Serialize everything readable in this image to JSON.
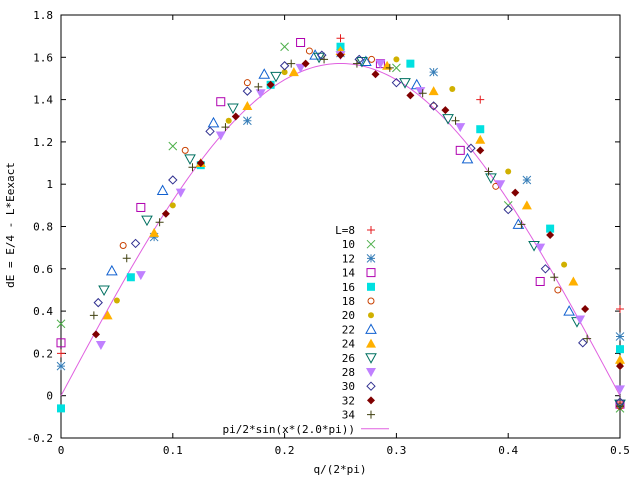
{
  "chart_data": {
    "type": "scatter",
    "xlabel": "q/(2*pi)",
    "ylabel": "dE = E/4 - L*Eexact",
    "xlim": [
      0,
      0.5
    ],
    "ylim": [
      -0.2,
      1.8
    ],
    "xticks": [
      "0",
      "0.1",
      "0.2",
      "0.3",
      "0.4",
      "0.5"
    ],
    "yticks": [
      "-0.2",
      "0",
      "0.2",
      "0.4",
      "0.6",
      "0.8",
      "1",
      "1.2",
      "1.4",
      "1.6",
      "1.8"
    ],
    "legend_position": "center-right",
    "series": [
      {
        "name": "L=8",
        "marker": "plus",
        "color": "#e41a1c",
        "points": [
          [
            0,
            0.2
          ],
          [
            0.25,
            1.69
          ],
          [
            0.375,
            1.4
          ],
          [
            0.5,
            0.41
          ],
          [
            0.5,
            -0.03
          ]
        ]
      },
      {
        "name": "10",
        "marker": "cross",
        "color": "#4daf4a",
        "points": [
          [
            0,
            0.34
          ],
          [
            0.1,
            1.18
          ],
          [
            0.2,
            1.65
          ],
          [
            0.3,
            1.55
          ],
          [
            0.4,
            0.9
          ],
          [
            0.5,
            -0.06
          ]
        ]
      },
      {
        "name": "12",
        "marker": "asterisk",
        "color": "#377eb8",
        "points": [
          [
            0,
            0.14
          ],
          [
            0.0833,
            0.75
          ],
          [
            0.1667,
            1.3
          ],
          [
            0.25,
            1.62
          ],
          [
            0.3333,
            1.53
          ],
          [
            0.4167,
            1.02
          ],
          [
            0.5,
            0.28
          ]
        ]
      },
      {
        "name": "14",
        "marker": "square-open",
        "color": "#b000b0",
        "points": [
          [
            0,
            0.25
          ],
          [
            0.0714,
            0.89
          ],
          [
            0.1429,
            1.39
          ],
          [
            0.2143,
            1.67
          ],
          [
            0.2857,
            1.57
          ],
          [
            0.3571,
            1.16
          ],
          [
            0.4286,
            0.54
          ],
          [
            0.5,
            -0.04
          ]
        ]
      },
      {
        "name": "16",
        "marker": "square-filled",
        "color": "#00e0e0",
        "points": [
          [
            0,
            -0.06
          ],
          [
            0.0625,
            0.56
          ],
          [
            0.125,
            1.09
          ],
          [
            0.1875,
            1.47
          ],
          [
            0.25,
            1.65
          ],
          [
            0.3125,
            1.57
          ],
          [
            0.375,
            1.26
          ],
          [
            0.4375,
            0.79
          ],
          [
            0.5,
            0.22
          ]
        ]
      },
      {
        "name": "18",
        "marker": "circle-open",
        "color": "#c84000",
        "points": [
          [
            0.0556,
            0.71
          ],
          [
            0.1111,
            1.16
          ],
          [
            0.1667,
            1.48
          ],
          [
            0.2222,
            1.63
          ],
          [
            0.2778,
            1.59
          ],
          [
            0.3333,
            1.37
          ],
          [
            0.3889,
            0.99
          ],
          [
            0.4444,
            0.5
          ],
          [
            0.5,
            -0.05
          ]
        ]
      },
      {
        "name": "20",
        "marker": "circle-filled",
        "color": "#d0b000",
        "points": [
          [
            0.05,
            0.45
          ],
          [
            0.1,
            0.9
          ],
          [
            0.15,
            1.3
          ],
          [
            0.2,
            1.53
          ],
          [
            0.25,
            1.63
          ],
          [
            0.3,
            1.59
          ],
          [
            0.35,
            1.45
          ],
          [
            0.4,
            1.06
          ],
          [
            0.45,
            0.62
          ],
          [
            0.5,
            0.15
          ]
        ]
      },
      {
        "name": "22",
        "marker": "triangle-up-open",
        "color": "#1060d0",
        "points": [
          [
            0.0455,
            0.59
          ],
          [
            0.0909,
            0.97
          ],
          [
            0.1364,
            1.29
          ],
          [
            0.1818,
            1.52
          ],
          [
            0.2273,
            1.61
          ],
          [
            0.2727,
            1.58
          ],
          [
            0.3182,
            1.47
          ],
          [
            0.3636,
            1.12
          ],
          [
            0.4091,
            0.81
          ],
          [
            0.4545,
            0.4
          ]
        ]
      },
      {
        "name": "24",
        "marker": "triangle-up-filled",
        "color": "#ffb000",
        "points": [
          [
            0.0417,
            0.38
          ],
          [
            0.0833,
            0.77
          ],
          [
            0.125,
            1.1
          ],
          [
            0.1667,
            1.37
          ],
          [
            0.2083,
            1.53
          ],
          [
            0.25,
            1.63
          ],
          [
            0.2917,
            1.56
          ],
          [
            0.3333,
            1.44
          ],
          [
            0.375,
            1.21
          ],
          [
            0.4167,
            0.9
          ],
          [
            0.4583,
            0.54
          ],
          [
            0.5,
            0.17
          ]
        ]
      },
      {
        "name": "26",
        "marker": "triangle-down-open",
        "color": "#007060",
        "points": [
          [
            0.0385,
            0.5
          ],
          [
            0.0769,
            0.83
          ],
          [
            0.1154,
            1.12
          ],
          [
            0.1538,
            1.36
          ],
          [
            0.1923,
            1.51
          ],
          [
            0.2308,
            1.6
          ],
          [
            0.2692,
            1.58
          ],
          [
            0.3077,
            1.48
          ],
          [
            0.3462,
            1.31
          ],
          [
            0.3846,
            1.03
          ],
          [
            0.4231,
            0.71
          ],
          [
            0.4615,
            0.35
          ],
          [
            0.5,
            -0.04
          ]
        ]
      },
      {
        "name": "28",
        "marker": "triangle-down-filled",
        "color": "#c080ff",
        "points": [
          [
            0.0357,
            0.24
          ],
          [
            0.0714,
            0.57
          ],
          [
            0.1071,
            0.96
          ],
          [
            0.1429,
            1.23
          ],
          [
            0.1786,
            1.43
          ],
          [
            0.2143,
            1.55
          ],
          [
            0.25,
            1.61
          ],
          [
            0.2857,
            1.57
          ],
          [
            0.3214,
            1.44
          ],
          [
            0.3571,
            1.27
          ],
          [
            0.3929,
            1.0
          ],
          [
            0.4286,
            0.7
          ],
          [
            0.4643,
            0.36
          ],
          [
            0.5,
            0.03
          ]
        ]
      },
      {
        "name": "30",
        "marker": "diamond-open",
        "color": "#303090",
        "points": [
          [
            0.0333,
            0.44
          ],
          [
            0.0667,
            0.72
          ],
          [
            0.1,
            1.02
          ],
          [
            0.1333,
            1.25
          ],
          [
            0.1667,
            1.44
          ],
          [
            0.2,
            1.56
          ],
          [
            0.2333,
            1.61
          ],
          [
            0.2667,
            1.59
          ],
          [
            0.3,
            1.48
          ],
          [
            0.3333,
            1.37
          ],
          [
            0.3667,
            1.17
          ],
          [
            0.4,
            0.88
          ],
          [
            0.4333,
            0.6
          ],
          [
            0.4667,
            0.25
          ],
          [
            0.5,
            -0.03
          ]
        ]
      },
      {
        "name": "32",
        "marker": "diamond-filled",
        "color": "#800000",
        "points": [
          [
            0.0313,
            0.29
          ],
          [
            0.0938,
            0.86
          ],
          [
            0.125,
            1.1
          ],
          [
            0.1563,
            1.32
          ],
          [
            0.1875,
            1.47
          ],
          [
            0.2188,
            1.57
          ],
          [
            0.25,
            1.61
          ],
          [
            0.2813,
            1.52
          ],
          [
            0.3125,
            1.42
          ],
          [
            0.3438,
            1.35
          ],
          [
            0.375,
            1.16
          ],
          [
            0.4063,
            0.96
          ],
          [
            0.4375,
            0.76
          ],
          [
            0.4688,
            0.41
          ],
          [
            0.5,
            0.14
          ]
        ]
      },
      {
        "name": "34",
        "marker": "plus",
        "color": "#404010",
        "points": [
          [
            0.0294,
            0.38
          ],
          [
            0.0588,
            0.65
          ],
          [
            0.0882,
            0.82
          ],
          [
            0.1176,
            1.08
          ],
          [
            0.1471,
            1.27
          ],
          [
            0.1765,
            1.46
          ],
          [
            0.2059,
            1.57
          ],
          [
            0.2353,
            1.59
          ],
          [
            0.2647,
            1.57
          ],
          [
            0.2941,
            1.55
          ],
          [
            0.3235,
            1.43
          ],
          [
            0.3529,
            1.3
          ],
          [
            0.3824,
            1.06
          ],
          [
            0.4118,
            0.81
          ],
          [
            0.4412,
            0.56
          ],
          [
            0.4706,
            0.27
          ],
          [
            0.5,
            -0.05
          ]
        ]
      }
    ],
    "curve": {
      "name": "pi/2*sin(x*(2.0*pi))",
      "color": "#e060e0",
      "amplitude": 1.5708
    }
  }
}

_ _ _ _

Description of the task:
Using the listing above, say how many of its lines contain the string "diamond", giving nothing but the figure.

Output below:
2